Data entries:
◆ ◆ ◆

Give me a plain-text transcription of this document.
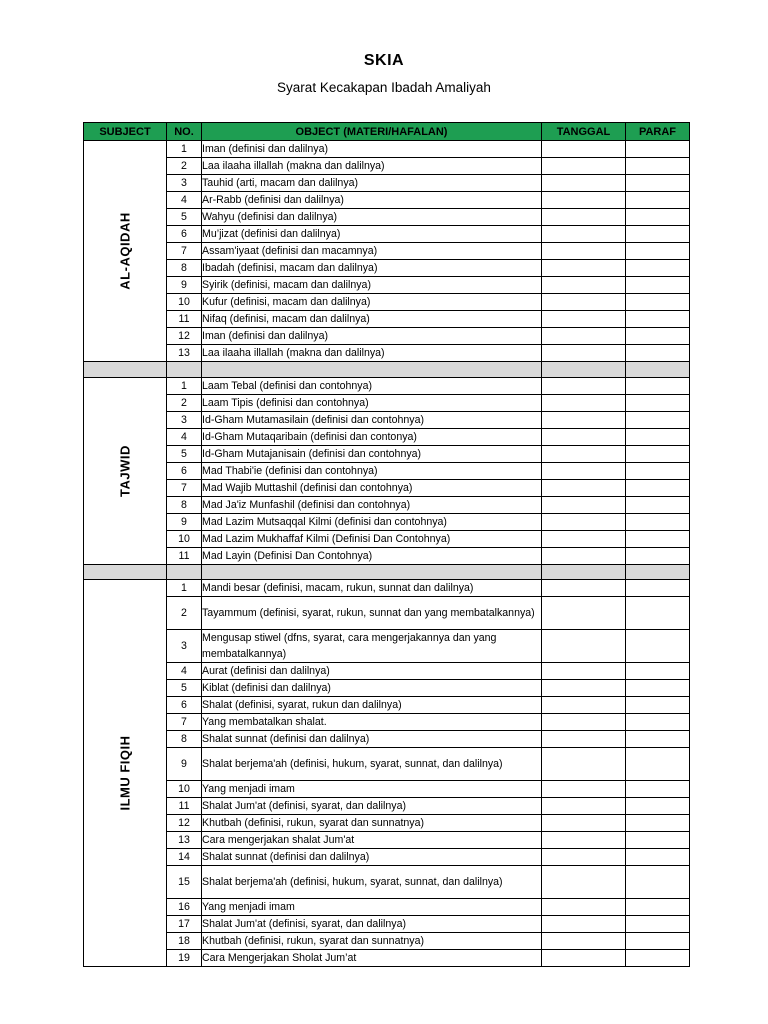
SKIA
Syarat Kecakapan Ibadah Amaliyah
SUBJECT	NO.	OBJECT (MATERI/HAFALAN)	TANGGAL	PARAF

AL-AQIDAH	1	Iman (definisi dan dalilnya)		
	2	Laa ilaaha illallah (makna dan dalilnya)		
	3	Tauhid (arti, macam dan dalilnya)		
	4	Ar-Rabb (definisi dan dalilnya)		
	5	Wahyu (definisi dan dalilnya)		
	6	Mu’jizat (definisi dan dalilnya)		
	7	Assam'iyaat (definisi dan macamnya)		
	8	Ibadah (definisi, macam dan dalilnya)		
	9	Syirik (definisi, macam dan dalilnya)		
	10	Kufur (definisi, macam dan dalilnya)		
	11	Nifaq (definisi, macam dan dalilnya)		
	12	Iman (definisi dan dalilnya)		
	13	Laa ilaaha illallah (makna dan dalilnya)		

TAJWID	1	Laam Tebal (definisi dan contohnya)		
	2	Laam Tipis (definisi dan contohnya)		
	3	Id-Gham Mutamasilain (definisi dan contohnya)		
	4	Id-Gham Mutaqaribain (definisi dan contonya)		
	5	Id-Gham Mutajanisain (definisi dan contohnya)		
	6	Mad Thabi'ie (definisi dan contohnya)		
	7	Mad Wajib Muttashil (definisi dan contohnya)		
	8	Mad Ja'iz Munfashil (definisi dan contohnya)		
	9	Mad Lazim Mutsaqqal Kilmi (definisi dan contohnya)		
	10	Mad Lazim Mukhaffaf Kilmi (Definisi Dan Contohnya)		
	11	Mad Layin (Definisi Dan Contohnya)		

ILMU FIQIH	1	Mandi besar (definisi, macam, rukun, sunnat dan dalilnya)		
	2	Tayammum (definisi, syarat, rukun, sunnat dan yang membatalkannya)		
	3	Mengusap stiwel (dfns, syarat, cara mengerjakannya dan yang membatalkannya)		
	4	Aurat (definisi dan dalilnya)		
	5	Kiblat (definisi dan dalilnya)		
	6	Shalat (definisi, syarat, rukun dan dalilnya)		
	7	Yang membatalkan shalat.		
	8	Shalat sunnat (definisi dan dalilnya)		
	9	Shalat berjema'ah (definisi, hukum, syarat, sunnat, dan dalilnya)		
	10	Yang menjadi imam		
	11	Shalat Jum'at (definisi, syarat, dan dalilnya)		
	12	Khutbah (definisi, rukun, syarat dan sunnatnya)		
	13	Cara mengerjakan shalat Jum'at		
	14	Shalat sunnat (definisi dan dalilnya)		
	15	Shalat berjema'ah (definisi, hukum, syarat, sunnat, dan dalilnya)		
	16	Yang menjadi imam		
	17	Shalat Jum'at (definisi, syarat, dan dalilnya)		
	18	Khutbah (definisi, rukun, syarat dan sunnatnya)		
	19	Cara Mengerjakan Sholat Jum’at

◆ ◆ ◆

- DIRECTIONS FOR THIS TASK -
Extract the text of all the records above verbatim, excluding pictures.

- TASK ANSWER -
Give me a plain-text transcription of this document.
SKIA
Syarat Kecakapan Ibadah Amaliyah
SUBJECT	NO.	OBJECT (MATERI/HAFALAN)	TANGGAL	PARAF

AL-AQIDAH	1	Iman (definisi dan dalilnya)		
	2	Laa ilaaha illallah (makna dan dalilnya)		
	3	Tauhid (arti, macam dan dalilnya)		
	4	Ar-Rabb (definisi dan dalilnya)		
	5	Wahyu (definisi dan dalilnya)		
	6	Mu’jizat (definisi dan dalilnya)		
	7	Assam'iyaat (definisi dan macamnya)		
	8	Ibadah (definisi, macam dan dalilnya)		
	9	Syirik (definisi, macam dan dalilnya)		
	10	Kufur (definisi, macam dan dalilnya)		
	11	Nifaq (definisi, macam dan dalilnya)		
	12	Iman (definisi dan dalilnya)		
	13	Laa ilaaha illallah (makna dan dalilnya)		

TAJWID	1	Laam Tebal (definisi dan contohnya)		
	2	Laam Tipis (definisi dan contohnya)		
	3	Id-Gham Mutamasilain (definisi dan contohnya)		
	4	Id-Gham Mutaqaribain (definisi dan contonya)		
	5	Id-Gham Mutajanisain (definisi dan contohnya)		
	6	Mad Thabi'ie (definisi dan contohnya)		
	7	Mad Wajib Muttashil (definisi dan contohnya)		
	8	Mad Ja'iz Munfashil (definisi dan contohnya)		
	9	Mad Lazim Mutsaqqal Kilmi (definisi dan contohnya)		
	10	Mad Lazim Mukhaffaf Kilmi (Definisi Dan Contohnya)		
	11	Mad Layin (Definisi Dan Contohnya)		

ILMU FIQIH	1	Mandi besar (definisi, macam, rukun, sunnat dan dalilnya)		
	2	Tayammum (definisi, syarat, rukun, sunnat dan yang membatalkannya)		
	3	Mengusap stiwel (dfns, syarat, cara mengerjakannya dan yang membatalkannya)		
	4	Aurat (definisi dan dalilnya)		
	5	Kiblat (definisi dan dalilnya)		
	6	Shalat (definisi, syarat, rukun dan dalilnya)		
	7	Yang membatalkan shalat.		
	8	Shalat sunnat (definisi dan dalilnya)		
	9	Shalat berjema'ah (definisi, hukum, syarat, sunnat, dan dalilnya)		
	10	Yang menjadi imam		
	11	Shalat Jum'at (definisi, syarat, dan dalilnya)		
	12	Khutbah (definisi, rukun, syarat dan sunnatnya)		
	13	Cara mengerjakan shalat Jum'at		
	14	Shalat sunnat (definisi dan dalilnya)		
	15	Shalat berjema'ah (definisi, hukum, syarat, sunnat, dan dalilnya)		
	16	Yang menjadi imam		
	17	Shalat Jum'at (definisi, syarat, dan dalilnya)		
	18	Khutbah (definisi, rukun, syarat dan sunnatnya)		
	19	Cara Mengerjakan Sholat Jum’at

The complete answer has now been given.